_Given exercise_
Reproduce every entry that follows word for word, but omit the images.

··· Data shown

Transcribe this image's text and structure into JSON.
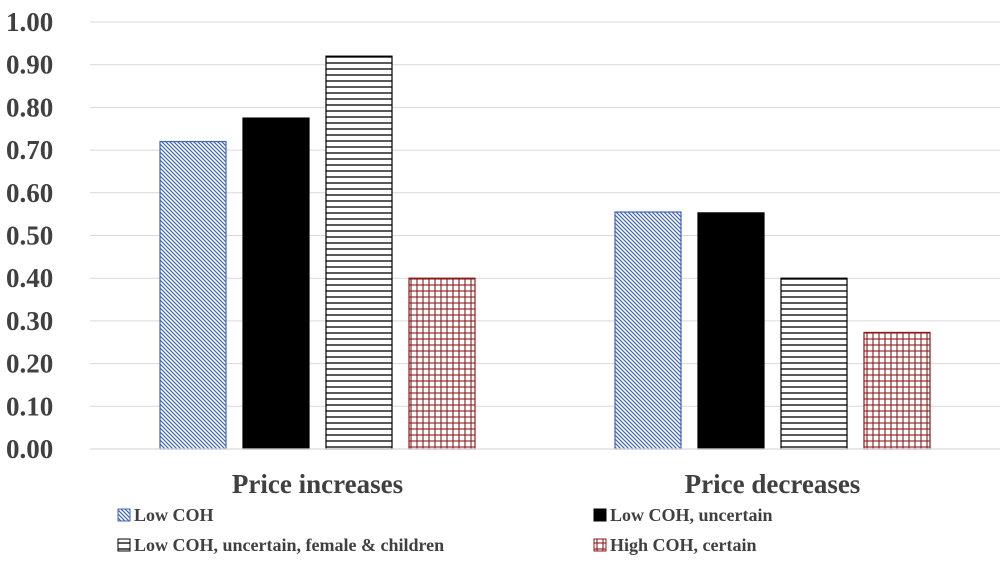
{
  "chart_data": {
    "type": "bar",
    "title": "",
    "xlabel": "",
    "ylabel": "",
    "categories": [
      "Price increases",
      "Price decreases"
    ],
    "y_ticks": [
      "0.00",
      "0.10",
      "0.20",
      "0.30",
      "0.40",
      "0.50",
      "0.60",
      "0.70",
      "0.80",
      "0.90",
      "1.00"
    ],
    "ylim": [
      0,
      1.0
    ],
    "grid": true,
    "legend_position": "bottom",
    "series": [
      {
        "name": "Low COH",
        "values": [
          0.72,
          0.555
        ],
        "pattern": "diagonal-hatch",
        "color": "#3f66b5"
      },
      {
        "name": "Low COH, uncertain",
        "values": [
          0.775,
          0.553
        ],
        "pattern": "solid",
        "color": "#000000"
      },
      {
        "name": "Low COH, uncertain, female & children",
        "values": [
          0.92,
          0.4
        ],
        "pattern": "horizontal-lines",
        "color": "#000000"
      },
      {
        "name": "High COH, certain",
        "values": [
          0.4,
          0.273
        ],
        "pattern": "grid",
        "color": "#8b1a1a"
      }
    ]
  }
}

······

_Output of the exercise_
Transcribe this image's text and structure into JSON.
{
  "chart_data": {
    "type": "bar",
    "title": "",
    "xlabel": "",
    "ylabel": "",
    "categories": [
      "Price increases",
      "Price decreases"
    ],
    "y_ticks": [
      "0.00",
      "0.10",
      "0.20",
      "0.30",
      "0.40",
      "0.50",
      "0.60",
      "0.70",
      "0.80",
      "0.90",
      "1.00"
    ],
    "ylim": [
      0,
      1.0
    ],
    "grid": true,
    "legend_position": "bottom",
    "series": [
      {
        "name": "Low COH",
        "values": [
          0.72,
          0.555
        ],
        "pattern": "diagonal-hatch",
        "color": "#3f66b5"
      },
      {
        "name": "Low COH, uncertain",
        "values": [
          0.775,
          0.553
        ],
        "pattern": "solid",
        "color": "#000000"
      },
      {
        "name": "Low COH, uncertain, female & children",
        "values": [
          0.92,
          0.4
        ],
        "pattern": "horizontal-lines",
        "color": "#000000"
      },
      {
        "name": "High COH, certain",
        "values": [
          0.4,
          0.273
        ],
        "pattern": "grid",
        "color": "#8b1a1a"
      }
    ]
  }
}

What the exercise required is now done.